Look for "file" in the listing below. Gather each line that contains it.

• _Given data_
#####

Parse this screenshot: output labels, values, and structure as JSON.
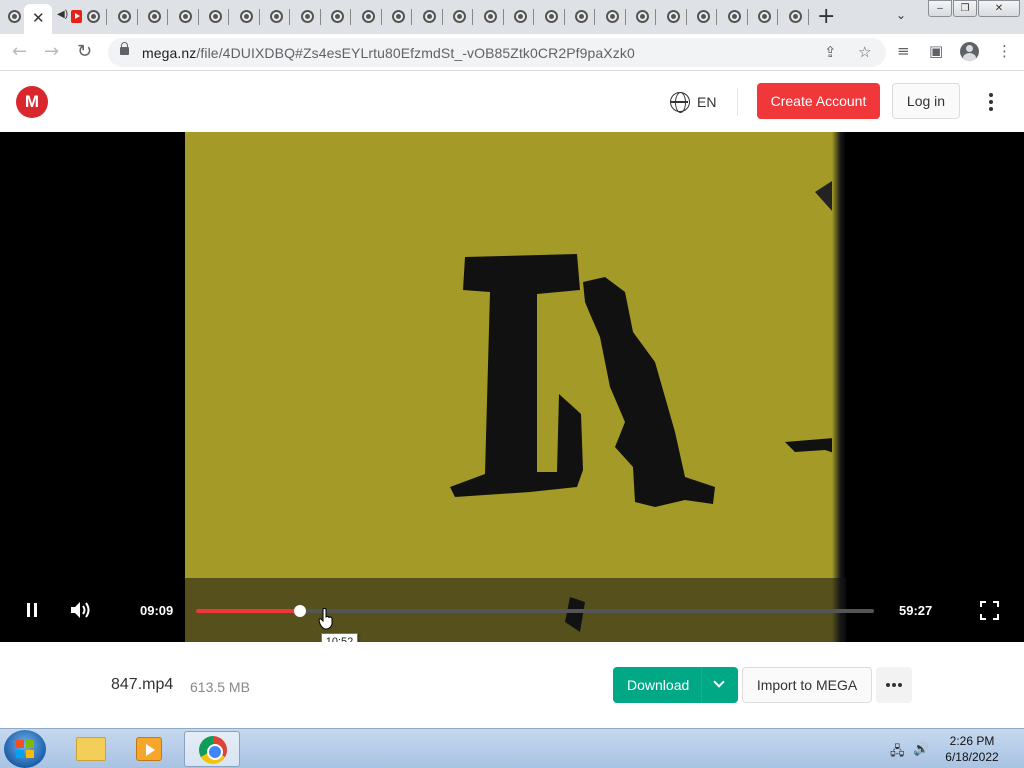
{
  "browser": {
    "active_tab_close": "✕",
    "new_tab": "+",
    "tab_search": "⌄",
    "url_host": "mega.nz",
    "url_path": "/file/4DUIXDBQ#Zs4esEYLrtu80EfzmdSt_-vOB85Ztk0CR2Pf9paXzk0",
    "window_buttons": [
      "–",
      "❐",
      "✕"
    ]
  },
  "header": {
    "logo_text": "M",
    "language": "EN",
    "create_account": "Create Account",
    "log_in": "Log in"
  },
  "player": {
    "current_time": "09:09",
    "duration": "59:27",
    "progress_fraction": 0.154,
    "hover_time": "10:52",
    "accent_color": "#f0373a"
  },
  "file": {
    "name": "847.mp4",
    "size": "613.5 MB",
    "download_label": "Download",
    "import_label": "Import to MEGA"
  },
  "taskbar": {
    "time": "2:26 PM",
    "date": "6/18/2022"
  },
  "icons": {
    "brand_color": "#d9272e",
    "download_color": "#00a886"
  }
}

#####

• _Task response_
    "url_path": "/file/4DUIXDBQ#Zs4esEYLrtu80EfzmdSt_-vOB85Ztk0CR2Pf9paXzk0",
  "file": {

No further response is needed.